* [TASK DESCRIPTION]: Reproduce every entry below verbatim, line for line, with no changes.

* [PROVIDED DATA]:
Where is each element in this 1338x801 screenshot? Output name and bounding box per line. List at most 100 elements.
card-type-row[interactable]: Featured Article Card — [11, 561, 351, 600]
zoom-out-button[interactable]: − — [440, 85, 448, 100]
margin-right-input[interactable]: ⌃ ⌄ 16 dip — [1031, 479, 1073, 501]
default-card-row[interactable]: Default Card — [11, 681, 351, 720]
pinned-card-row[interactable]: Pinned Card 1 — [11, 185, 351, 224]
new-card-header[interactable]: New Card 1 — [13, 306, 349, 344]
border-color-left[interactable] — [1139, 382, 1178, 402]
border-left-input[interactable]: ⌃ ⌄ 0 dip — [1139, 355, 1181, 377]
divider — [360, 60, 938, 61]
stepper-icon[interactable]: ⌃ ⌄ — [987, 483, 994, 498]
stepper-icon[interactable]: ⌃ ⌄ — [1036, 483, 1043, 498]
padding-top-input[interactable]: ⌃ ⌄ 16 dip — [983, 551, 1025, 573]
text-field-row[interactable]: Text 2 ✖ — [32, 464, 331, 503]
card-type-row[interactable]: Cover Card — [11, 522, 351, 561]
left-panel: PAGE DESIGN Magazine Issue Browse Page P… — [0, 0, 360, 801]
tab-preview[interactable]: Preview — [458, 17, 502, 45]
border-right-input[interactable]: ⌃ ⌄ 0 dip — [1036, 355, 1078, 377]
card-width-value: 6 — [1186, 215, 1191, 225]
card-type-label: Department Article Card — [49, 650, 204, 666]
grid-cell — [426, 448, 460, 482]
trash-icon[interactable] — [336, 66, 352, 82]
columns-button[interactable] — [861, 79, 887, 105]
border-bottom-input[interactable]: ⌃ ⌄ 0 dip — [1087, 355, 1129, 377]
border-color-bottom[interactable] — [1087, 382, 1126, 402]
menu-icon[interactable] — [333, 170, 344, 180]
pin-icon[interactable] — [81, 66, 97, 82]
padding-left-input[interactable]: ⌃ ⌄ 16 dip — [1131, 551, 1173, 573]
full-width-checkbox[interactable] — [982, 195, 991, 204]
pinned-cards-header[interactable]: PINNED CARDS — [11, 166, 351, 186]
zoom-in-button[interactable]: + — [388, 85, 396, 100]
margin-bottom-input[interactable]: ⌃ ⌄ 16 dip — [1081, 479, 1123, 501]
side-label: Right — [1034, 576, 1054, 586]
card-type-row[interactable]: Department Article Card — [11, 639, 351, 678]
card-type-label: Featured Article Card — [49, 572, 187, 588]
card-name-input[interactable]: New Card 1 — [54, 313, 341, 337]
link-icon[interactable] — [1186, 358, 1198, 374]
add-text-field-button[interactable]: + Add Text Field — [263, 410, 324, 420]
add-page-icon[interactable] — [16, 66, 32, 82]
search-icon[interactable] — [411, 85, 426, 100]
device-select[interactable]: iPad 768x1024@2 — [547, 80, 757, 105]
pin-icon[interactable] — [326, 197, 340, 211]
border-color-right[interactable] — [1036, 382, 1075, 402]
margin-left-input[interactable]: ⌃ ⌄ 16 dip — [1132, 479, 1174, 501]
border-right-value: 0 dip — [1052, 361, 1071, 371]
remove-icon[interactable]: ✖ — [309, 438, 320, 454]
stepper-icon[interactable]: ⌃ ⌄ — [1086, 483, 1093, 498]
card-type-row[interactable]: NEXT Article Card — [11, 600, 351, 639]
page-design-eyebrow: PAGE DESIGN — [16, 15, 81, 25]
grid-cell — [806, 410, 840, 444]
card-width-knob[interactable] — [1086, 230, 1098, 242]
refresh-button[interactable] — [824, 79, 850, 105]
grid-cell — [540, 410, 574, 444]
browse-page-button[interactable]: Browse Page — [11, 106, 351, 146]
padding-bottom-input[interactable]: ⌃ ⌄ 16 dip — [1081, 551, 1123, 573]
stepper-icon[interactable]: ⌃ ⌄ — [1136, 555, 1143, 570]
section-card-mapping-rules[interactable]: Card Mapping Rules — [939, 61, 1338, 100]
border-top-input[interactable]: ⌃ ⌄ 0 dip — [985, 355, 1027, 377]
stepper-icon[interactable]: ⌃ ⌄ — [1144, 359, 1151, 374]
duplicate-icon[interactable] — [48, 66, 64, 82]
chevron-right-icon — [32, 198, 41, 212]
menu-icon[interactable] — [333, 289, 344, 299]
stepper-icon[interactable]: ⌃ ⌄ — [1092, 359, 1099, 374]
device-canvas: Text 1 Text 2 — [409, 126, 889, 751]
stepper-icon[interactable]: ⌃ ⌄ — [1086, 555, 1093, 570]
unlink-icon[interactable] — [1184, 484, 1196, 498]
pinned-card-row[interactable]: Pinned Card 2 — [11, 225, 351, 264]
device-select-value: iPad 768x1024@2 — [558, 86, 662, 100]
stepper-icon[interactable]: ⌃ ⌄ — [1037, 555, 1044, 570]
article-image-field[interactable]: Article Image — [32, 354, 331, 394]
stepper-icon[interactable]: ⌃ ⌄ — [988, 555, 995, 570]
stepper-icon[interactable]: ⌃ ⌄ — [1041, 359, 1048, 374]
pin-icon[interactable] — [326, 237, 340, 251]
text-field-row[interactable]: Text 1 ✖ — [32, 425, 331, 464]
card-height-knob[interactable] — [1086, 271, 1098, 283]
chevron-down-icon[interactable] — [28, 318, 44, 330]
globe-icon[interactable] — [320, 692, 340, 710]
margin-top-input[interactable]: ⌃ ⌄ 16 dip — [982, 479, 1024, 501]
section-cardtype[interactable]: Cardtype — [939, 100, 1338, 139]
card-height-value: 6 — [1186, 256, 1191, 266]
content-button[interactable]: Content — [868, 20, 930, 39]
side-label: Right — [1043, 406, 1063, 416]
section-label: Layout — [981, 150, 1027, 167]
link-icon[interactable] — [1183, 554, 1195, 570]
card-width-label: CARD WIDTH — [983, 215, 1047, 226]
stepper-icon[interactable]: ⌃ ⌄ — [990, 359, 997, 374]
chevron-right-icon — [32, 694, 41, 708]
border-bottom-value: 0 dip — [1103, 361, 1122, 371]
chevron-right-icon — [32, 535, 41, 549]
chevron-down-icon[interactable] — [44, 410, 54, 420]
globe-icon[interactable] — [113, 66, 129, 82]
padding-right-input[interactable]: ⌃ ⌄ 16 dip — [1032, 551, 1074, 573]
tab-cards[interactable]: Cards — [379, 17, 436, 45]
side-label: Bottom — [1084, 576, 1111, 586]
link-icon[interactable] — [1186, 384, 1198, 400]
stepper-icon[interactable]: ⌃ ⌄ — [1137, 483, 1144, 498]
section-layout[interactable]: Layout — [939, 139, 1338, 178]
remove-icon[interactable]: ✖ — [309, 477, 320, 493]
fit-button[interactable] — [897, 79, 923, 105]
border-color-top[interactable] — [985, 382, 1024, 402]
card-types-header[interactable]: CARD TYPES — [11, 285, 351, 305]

* [EXERCISE ANSWER]:
Where is each element in this 1338x801 screenshot? Output name and bounding box per line. List at most 100 elements.
card-type-row[interactable]: Featured Article Card — [11, 561, 351, 600]
zoom-out-button[interactable]: − — [440, 85, 448, 100]
margin-right-input[interactable]: ⌃ ⌄ 16 dip — [1031, 479, 1073, 501]
default-card-row[interactable]: Default Card — [11, 681, 351, 720]
pinned-card-row[interactable]: Pinned Card 1 — [11, 185, 351, 224]
new-card-header[interactable]: New Card 1 — [13, 306, 349, 344]
border-color-left[interactable] — [1139, 382, 1178, 402]
border-left-input[interactable]: ⌃ ⌄ 0 dip — [1139, 355, 1181, 377]
divider — [360, 60, 938, 61]
stepper-icon[interactable]: ⌃ ⌄ — [987, 483, 994, 498]
stepper-icon[interactable]: ⌃ ⌄ — [1036, 483, 1043, 498]
padding-top-input[interactable]: ⌃ ⌄ 16 dip — [983, 551, 1025, 573]
text-field-row[interactable]: Text 2 ✖ — [32, 464, 331, 503]
card-type-row[interactable]: Cover Card — [11, 522, 351, 561]
left-panel: PAGE DESIGN Magazine Issue Browse Page P… — [0, 0, 360, 801]
tab-preview[interactable]: Preview — [458, 17, 502, 45]
border-right-input[interactable]: ⌃ ⌄ 0 dip — [1036, 355, 1078, 377]
card-width-value: 6 — [1186, 215, 1191, 225]
card-type-label: Department Article Card — [49, 650, 204, 666]
grid-cell — [426, 448, 460, 482]
trash-icon[interactable] — [336, 66, 352, 82]
columns-button[interactable] — [861, 79, 887, 105]
border-bottom-input[interactable]: ⌃ ⌄ 0 dip — [1087, 355, 1129, 377]
border-color-bottom[interactable] — [1087, 382, 1126, 402]
menu-icon[interactable] — [333, 170, 344, 180]
pin-icon[interactable] — [81, 66, 97, 82]
padding-left-input[interactable]: ⌃ ⌄ 16 dip — [1131, 551, 1173, 573]
full-width-checkbox[interactable] — [982, 195, 991, 204]
pinned-cards-header[interactable]: PINNED CARDS — [11, 166, 351, 186]
zoom-in-button[interactable]: + — [388, 85, 396, 100]
margin-bottom-input[interactable]: ⌃ ⌄ 16 dip — [1081, 479, 1123, 501]
side-label: Right — [1034, 576, 1054, 586]
card-type-row[interactable]: Department Article Card — [11, 639, 351, 678]
card-type-label: Featured Article Card — [49, 572, 187, 588]
card-name-input[interactable]: New Card 1 — [54, 313, 341, 337]
link-icon[interactable] — [1186, 358, 1198, 374]
add-text-field-button[interactable]: + Add Text Field — [263, 410, 324, 420]
add-page-icon[interactable] — [16, 66, 32, 82]
search-icon[interactable] — [411, 85, 426, 100]
device-select[interactable]: iPad 768x1024@2 — [547, 80, 757, 105]
pin-icon[interactable] — [326, 197, 340, 211]
border-color-right[interactable] — [1036, 382, 1075, 402]
margin-left-input[interactable]: ⌃ ⌄ 16 dip — [1132, 479, 1174, 501]
border-right-value: 0 dip — [1052, 361, 1071, 371]
remove-icon[interactable]: ✖ — [309, 438, 320, 454]
stepper-icon[interactable]: ⌃ ⌄ — [1086, 483, 1093, 498]
card-type-row[interactable]: NEXT Article Card — [11, 600, 351, 639]
page-design-eyebrow: PAGE DESIGN — [16, 15, 81, 25]
grid-cell — [806, 410, 840, 444]
card-width-knob[interactable] — [1086, 230, 1098, 242]
refresh-button[interactable] — [824, 79, 850, 105]
grid-cell — [540, 410, 574, 444]
browse-page-button[interactable]: Browse Page — [11, 106, 351, 146]
padding-bottom-input[interactable]: ⌃ ⌄ 16 dip — [1081, 551, 1123, 573]
stepper-icon[interactable]: ⌃ ⌄ — [1136, 555, 1143, 570]
section-card-mapping-rules[interactable]: Card Mapping Rules — [939, 61, 1338, 100]
border-top-input[interactable]: ⌃ ⌄ 0 dip — [985, 355, 1027, 377]
stepper-icon[interactable]: ⌃ ⌄ — [1144, 359, 1151, 374]
duplicate-icon[interactable] — [48, 66, 64, 82]
chevron-right-icon — [32, 198, 41, 212]
menu-icon[interactable] — [333, 289, 344, 299]
stepper-icon[interactable]: ⌃ ⌄ — [1092, 359, 1099, 374]
device-canvas: Text 1 Text 2 — [409, 126, 889, 751]
stepper-icon[interactable]: ⌃ ⌄ — [1086, 555, 1093, 570]
unlink-icon[interactable] — [1184, 484, 1196, 498]
pinned-card-row[interactable]: Pinned Card 2 — [11, 225, 351, 264]
device-select-value: iPad 768x1024@2 — [558, 86, 662, 100]
stepper-icon[interactable]: ⌃ ⌄ — [1037, 555, 1044, 570]
article-image-field[interactable]: Article Image — [32, 354, 331, 394]
stepper-icon[interactable]: ⌃ ⌄ — [988, 555, 995, 570]
stepper-icon[interactable]: ⌃ ⌄ — [1041, 359, 1048, 374]
pin-icon[interactable] — [326, 237, 340, 251]
text-field-row[interactable]: Text 1 ✖ — [32, 425, 331, 464]
card-height-knob[interactable] — [1086, 271, 1098, 283]
chevron-down-icon[interactable] — [28, 318, 44, 330]
globe-icon[interactable] — [320, 692, 340, 710]
margin-top-input[interactable]: ⌃ ⌄ 16 dip — [982, 479, 1024, 501]
section-cardtype[interactable]: Cardtype — [939, 100, 1338, 139]
card-height-value: 6 — [1186, 256, 1191, 266]
content-button[interactable]: Content — [868, 20, 930, 39]
side-label: Right — [1043, 406, 1063, 416]
section-label: Layout — [981, 150, 1027, 167]
link-icon[interactable] — [1183, 554, 1195, 570]
card-width-label: CARD WIDTH — [983, 215, 1047, 226]
stepper-icon[interactable]: ⌃ ⌄ — [990, 359, 997, 374]
chevron-right-icon — [32, 694, 41, 708]
border-bottom-value: 0 dip — [1103, 361, 1122, 371]
chevron-right-icon — [32, 535, 41, 549]
chevron-down-icon[interactable] — [44, 410, 54, 420]
globe-icon[interactable] — [113, 66, 129, 82]
padding-right-input[interactable]: ⌃ ⌄ 16 dip — [1032, 551, 1074, 573]
tab-cards[interactable]: Cards — [379, 17, 436, 45]
side-label: Bottom — [1084, 576, 1111, 586]
link-icon[interactable] — [1186, 384, 1198, 400]
stepper-icon[interactable]: ⌃ ⌄ — [1137, 483, 1144, 498]
section-layout[interactable]: Layout — [939, 139, 1338, 178]
remove-icon[interactable]: ✖ — [309, 477, 320, 493]
fit-button[interactable] — [897, 79, 923, 105]
border-color-top[interactable] — [985, 382, 1024, 402]
card-types-header[interactable]: CARD TYPES — [11, 285, 351, 305]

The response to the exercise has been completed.